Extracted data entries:
<<<<

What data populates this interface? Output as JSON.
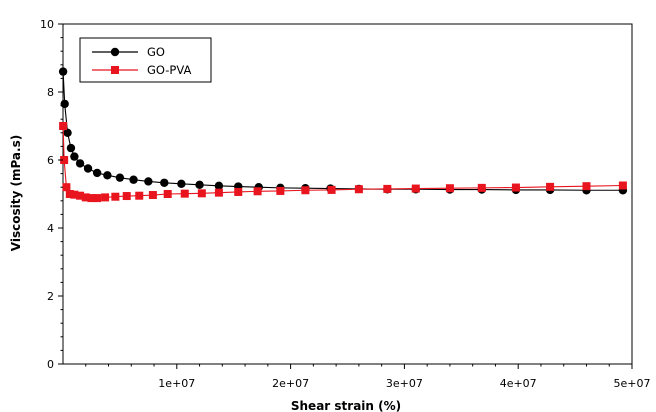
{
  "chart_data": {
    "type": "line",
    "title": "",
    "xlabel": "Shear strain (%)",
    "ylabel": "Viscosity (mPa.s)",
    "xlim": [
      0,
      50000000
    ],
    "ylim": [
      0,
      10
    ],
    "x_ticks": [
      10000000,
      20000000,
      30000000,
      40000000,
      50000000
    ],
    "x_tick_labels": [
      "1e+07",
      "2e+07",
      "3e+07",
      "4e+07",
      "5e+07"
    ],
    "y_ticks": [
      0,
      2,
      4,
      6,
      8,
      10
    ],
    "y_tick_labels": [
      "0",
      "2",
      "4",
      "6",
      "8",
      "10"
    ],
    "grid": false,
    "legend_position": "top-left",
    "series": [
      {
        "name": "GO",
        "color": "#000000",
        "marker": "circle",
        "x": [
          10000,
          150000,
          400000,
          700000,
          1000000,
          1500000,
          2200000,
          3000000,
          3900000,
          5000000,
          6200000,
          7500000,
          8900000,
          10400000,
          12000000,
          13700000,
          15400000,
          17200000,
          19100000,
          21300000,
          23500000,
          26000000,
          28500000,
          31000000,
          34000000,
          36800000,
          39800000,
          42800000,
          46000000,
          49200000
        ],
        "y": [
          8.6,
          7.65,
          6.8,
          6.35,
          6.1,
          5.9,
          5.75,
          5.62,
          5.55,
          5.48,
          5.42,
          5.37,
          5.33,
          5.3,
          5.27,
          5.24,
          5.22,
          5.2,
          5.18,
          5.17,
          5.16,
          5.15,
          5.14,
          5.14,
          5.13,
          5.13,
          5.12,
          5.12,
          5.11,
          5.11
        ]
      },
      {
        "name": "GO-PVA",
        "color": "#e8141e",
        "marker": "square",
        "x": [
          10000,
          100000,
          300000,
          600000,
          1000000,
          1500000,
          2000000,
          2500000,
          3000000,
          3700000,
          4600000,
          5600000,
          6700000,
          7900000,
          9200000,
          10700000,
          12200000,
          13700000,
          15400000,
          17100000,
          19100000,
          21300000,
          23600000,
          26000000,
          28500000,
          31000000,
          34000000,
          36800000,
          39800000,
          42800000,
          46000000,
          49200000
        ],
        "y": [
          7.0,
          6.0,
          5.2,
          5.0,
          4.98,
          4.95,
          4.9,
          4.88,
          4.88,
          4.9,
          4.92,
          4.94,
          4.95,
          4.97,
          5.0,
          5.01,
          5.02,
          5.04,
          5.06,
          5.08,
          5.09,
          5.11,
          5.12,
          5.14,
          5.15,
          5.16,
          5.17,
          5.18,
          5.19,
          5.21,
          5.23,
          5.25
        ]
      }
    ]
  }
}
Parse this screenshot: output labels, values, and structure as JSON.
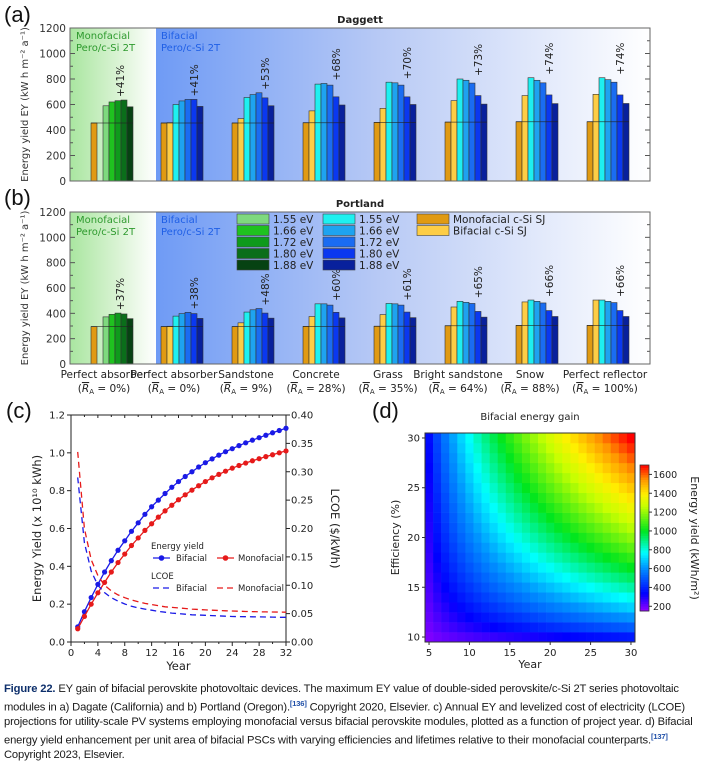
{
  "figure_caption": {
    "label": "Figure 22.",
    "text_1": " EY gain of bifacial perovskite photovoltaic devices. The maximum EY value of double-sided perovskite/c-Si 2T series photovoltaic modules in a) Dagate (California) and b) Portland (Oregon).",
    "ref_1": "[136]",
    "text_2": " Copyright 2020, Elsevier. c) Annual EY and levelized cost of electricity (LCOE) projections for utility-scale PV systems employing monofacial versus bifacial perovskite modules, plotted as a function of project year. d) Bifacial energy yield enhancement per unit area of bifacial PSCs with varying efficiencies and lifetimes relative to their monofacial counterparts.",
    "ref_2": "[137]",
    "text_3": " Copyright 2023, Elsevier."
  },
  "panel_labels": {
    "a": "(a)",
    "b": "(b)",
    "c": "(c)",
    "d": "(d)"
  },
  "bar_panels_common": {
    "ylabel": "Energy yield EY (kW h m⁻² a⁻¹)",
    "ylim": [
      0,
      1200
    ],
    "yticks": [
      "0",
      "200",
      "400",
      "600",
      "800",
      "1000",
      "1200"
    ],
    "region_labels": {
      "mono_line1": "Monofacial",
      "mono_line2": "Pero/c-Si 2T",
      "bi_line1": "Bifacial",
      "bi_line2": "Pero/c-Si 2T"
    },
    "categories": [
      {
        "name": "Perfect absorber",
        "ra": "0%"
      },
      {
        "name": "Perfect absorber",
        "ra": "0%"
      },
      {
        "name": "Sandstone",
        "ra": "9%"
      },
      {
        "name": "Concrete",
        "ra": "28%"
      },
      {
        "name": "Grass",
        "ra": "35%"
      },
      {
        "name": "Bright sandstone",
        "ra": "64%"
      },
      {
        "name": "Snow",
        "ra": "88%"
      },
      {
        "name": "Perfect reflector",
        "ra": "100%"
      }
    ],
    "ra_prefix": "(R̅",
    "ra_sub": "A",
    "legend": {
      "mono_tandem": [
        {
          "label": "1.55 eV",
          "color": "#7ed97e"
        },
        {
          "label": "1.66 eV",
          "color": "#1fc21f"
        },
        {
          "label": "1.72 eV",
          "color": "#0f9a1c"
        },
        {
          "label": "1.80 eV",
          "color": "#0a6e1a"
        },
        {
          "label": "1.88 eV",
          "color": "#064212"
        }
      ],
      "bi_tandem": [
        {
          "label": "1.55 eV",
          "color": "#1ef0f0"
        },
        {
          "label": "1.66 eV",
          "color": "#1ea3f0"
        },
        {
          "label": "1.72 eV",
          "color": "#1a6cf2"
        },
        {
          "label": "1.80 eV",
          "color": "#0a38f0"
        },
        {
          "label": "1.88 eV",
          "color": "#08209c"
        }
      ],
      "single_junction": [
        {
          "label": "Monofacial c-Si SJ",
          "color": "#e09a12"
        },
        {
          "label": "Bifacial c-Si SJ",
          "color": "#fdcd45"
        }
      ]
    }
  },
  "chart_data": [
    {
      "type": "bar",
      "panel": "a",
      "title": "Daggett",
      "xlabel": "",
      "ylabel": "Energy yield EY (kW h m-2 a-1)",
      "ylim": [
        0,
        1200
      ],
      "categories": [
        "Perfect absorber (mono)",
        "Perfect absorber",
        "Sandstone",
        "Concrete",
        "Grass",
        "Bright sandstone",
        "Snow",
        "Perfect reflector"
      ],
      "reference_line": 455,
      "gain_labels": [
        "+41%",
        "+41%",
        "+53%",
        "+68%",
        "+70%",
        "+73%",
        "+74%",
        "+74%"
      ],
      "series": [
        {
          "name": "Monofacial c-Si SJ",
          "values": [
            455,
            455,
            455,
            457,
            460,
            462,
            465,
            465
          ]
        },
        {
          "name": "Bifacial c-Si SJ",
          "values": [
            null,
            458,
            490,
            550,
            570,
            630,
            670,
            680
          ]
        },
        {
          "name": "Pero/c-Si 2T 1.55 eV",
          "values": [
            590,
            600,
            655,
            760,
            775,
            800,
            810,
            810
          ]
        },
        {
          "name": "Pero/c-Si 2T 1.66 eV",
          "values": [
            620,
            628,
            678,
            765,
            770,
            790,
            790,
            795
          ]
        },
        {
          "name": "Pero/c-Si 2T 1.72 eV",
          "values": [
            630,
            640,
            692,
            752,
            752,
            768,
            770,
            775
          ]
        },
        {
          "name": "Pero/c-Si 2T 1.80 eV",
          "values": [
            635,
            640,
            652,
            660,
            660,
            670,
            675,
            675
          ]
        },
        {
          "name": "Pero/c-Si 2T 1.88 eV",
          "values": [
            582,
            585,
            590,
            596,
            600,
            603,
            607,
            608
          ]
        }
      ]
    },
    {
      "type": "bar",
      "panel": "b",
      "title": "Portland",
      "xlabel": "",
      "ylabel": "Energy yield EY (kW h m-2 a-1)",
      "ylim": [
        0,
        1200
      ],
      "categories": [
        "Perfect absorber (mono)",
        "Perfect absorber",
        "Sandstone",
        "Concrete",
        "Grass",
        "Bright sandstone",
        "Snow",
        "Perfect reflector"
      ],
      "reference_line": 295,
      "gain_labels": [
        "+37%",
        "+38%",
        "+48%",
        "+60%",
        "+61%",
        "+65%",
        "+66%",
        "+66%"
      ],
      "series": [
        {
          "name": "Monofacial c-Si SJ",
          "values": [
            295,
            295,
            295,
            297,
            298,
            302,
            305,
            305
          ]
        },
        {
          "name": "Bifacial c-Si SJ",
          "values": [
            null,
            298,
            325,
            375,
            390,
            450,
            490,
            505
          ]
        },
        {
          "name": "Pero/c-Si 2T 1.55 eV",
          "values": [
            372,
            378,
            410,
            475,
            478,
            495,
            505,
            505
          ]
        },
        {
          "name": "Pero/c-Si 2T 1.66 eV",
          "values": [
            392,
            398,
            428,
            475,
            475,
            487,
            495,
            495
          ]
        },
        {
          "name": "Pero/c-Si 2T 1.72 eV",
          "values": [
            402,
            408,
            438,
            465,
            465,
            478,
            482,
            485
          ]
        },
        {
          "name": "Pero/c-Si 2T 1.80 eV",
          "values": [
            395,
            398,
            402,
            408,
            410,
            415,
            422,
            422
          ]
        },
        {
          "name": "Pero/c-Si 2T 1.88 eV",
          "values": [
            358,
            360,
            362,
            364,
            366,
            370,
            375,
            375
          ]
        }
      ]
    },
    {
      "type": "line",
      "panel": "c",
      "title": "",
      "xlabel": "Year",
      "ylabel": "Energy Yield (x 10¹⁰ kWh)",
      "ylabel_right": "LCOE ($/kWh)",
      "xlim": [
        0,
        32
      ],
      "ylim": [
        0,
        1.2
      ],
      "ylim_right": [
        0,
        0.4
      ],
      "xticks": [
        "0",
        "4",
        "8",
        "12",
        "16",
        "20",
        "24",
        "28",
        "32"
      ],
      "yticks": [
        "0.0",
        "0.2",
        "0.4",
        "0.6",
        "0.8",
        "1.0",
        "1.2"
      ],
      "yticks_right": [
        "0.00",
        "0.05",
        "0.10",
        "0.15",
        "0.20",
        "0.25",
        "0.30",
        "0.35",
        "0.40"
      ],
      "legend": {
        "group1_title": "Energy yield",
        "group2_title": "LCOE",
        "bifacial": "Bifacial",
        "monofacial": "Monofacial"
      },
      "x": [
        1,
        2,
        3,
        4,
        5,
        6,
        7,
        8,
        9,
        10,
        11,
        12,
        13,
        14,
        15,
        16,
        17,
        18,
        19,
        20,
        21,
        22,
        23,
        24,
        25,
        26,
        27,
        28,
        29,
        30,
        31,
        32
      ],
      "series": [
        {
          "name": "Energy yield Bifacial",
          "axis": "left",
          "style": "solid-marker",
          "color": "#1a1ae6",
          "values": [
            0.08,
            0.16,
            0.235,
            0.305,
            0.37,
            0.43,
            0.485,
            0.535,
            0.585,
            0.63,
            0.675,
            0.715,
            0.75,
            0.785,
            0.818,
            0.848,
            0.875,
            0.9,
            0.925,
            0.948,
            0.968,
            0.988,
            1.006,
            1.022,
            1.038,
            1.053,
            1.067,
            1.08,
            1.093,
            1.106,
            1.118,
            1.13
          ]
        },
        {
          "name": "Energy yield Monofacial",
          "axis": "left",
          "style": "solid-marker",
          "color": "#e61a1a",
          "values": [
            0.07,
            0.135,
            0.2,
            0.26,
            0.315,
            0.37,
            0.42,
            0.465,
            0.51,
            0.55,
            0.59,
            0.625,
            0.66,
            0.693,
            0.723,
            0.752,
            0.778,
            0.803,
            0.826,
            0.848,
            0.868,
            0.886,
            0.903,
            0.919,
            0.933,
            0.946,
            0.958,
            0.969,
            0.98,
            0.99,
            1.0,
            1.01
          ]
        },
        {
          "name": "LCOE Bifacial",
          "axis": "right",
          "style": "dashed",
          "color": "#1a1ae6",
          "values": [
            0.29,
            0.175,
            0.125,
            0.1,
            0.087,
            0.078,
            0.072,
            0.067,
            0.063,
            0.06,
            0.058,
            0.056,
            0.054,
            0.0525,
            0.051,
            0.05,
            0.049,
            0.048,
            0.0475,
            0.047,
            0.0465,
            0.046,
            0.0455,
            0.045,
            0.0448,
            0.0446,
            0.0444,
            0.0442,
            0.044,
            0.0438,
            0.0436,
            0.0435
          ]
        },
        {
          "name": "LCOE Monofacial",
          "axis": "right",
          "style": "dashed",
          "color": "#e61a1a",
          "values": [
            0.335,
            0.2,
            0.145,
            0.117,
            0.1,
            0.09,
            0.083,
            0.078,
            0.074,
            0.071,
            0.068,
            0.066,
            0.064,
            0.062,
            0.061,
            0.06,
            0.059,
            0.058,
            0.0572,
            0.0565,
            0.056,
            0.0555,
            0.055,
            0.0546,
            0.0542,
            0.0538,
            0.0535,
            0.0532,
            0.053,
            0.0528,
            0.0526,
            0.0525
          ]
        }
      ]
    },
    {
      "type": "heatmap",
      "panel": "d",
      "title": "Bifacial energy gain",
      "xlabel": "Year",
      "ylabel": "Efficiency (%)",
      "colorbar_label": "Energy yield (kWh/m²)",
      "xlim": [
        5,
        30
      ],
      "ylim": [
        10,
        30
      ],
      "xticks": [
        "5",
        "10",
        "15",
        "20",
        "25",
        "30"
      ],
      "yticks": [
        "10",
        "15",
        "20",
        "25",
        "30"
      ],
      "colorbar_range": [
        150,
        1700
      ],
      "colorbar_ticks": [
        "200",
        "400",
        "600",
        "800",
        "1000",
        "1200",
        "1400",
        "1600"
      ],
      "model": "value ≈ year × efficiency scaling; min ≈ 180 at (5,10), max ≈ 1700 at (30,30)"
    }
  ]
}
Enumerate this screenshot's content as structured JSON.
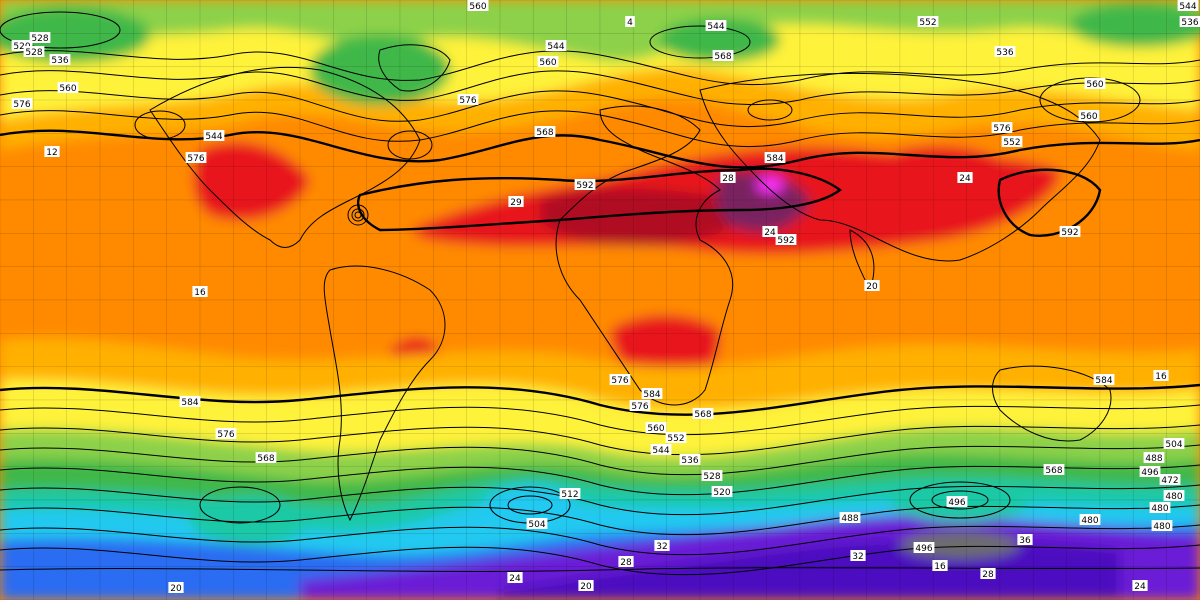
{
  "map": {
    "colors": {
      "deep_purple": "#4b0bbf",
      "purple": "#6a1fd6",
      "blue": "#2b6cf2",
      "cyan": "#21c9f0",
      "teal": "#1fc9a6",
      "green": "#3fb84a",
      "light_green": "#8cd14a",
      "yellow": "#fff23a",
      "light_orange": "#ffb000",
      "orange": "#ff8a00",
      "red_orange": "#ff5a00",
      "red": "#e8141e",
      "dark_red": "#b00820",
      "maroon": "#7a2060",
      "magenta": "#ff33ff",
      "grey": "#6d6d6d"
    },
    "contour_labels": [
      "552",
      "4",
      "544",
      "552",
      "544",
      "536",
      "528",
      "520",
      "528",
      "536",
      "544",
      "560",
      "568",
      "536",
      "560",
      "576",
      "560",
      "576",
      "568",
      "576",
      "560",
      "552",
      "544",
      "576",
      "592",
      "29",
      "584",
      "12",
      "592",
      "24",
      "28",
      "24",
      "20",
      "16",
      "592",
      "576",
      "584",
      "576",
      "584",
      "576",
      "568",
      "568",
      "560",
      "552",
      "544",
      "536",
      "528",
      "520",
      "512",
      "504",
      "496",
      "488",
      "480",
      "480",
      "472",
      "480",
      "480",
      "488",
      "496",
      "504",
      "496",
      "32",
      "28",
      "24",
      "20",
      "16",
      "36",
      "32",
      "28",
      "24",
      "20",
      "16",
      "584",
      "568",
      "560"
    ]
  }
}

>>>>

Given instruction: Among the records above, find each line holding the string "perovskite" and pull it out.

Written solution:
    "text_1": " EY gain of bifacial perovskite photovoltaic devices. The maximum EY value of double-sided perovskite/c-Si 2T series photovoltaic modules in a) Dagate (California) and b) Portland (Oregon).",
    "text_2": " Copyright 2020, Elsevier. c) Annual EY and levelized cost of electricity (LCOE) projections for utility-scale PV systems employing monofacial versus bifacial perovskite modules, plotted as a function of project year. d) Bifacial energy yield enhancement per unit area of bifacial PSCs with varying efficiencies and lifetimes relative to their monofacial counterparts.",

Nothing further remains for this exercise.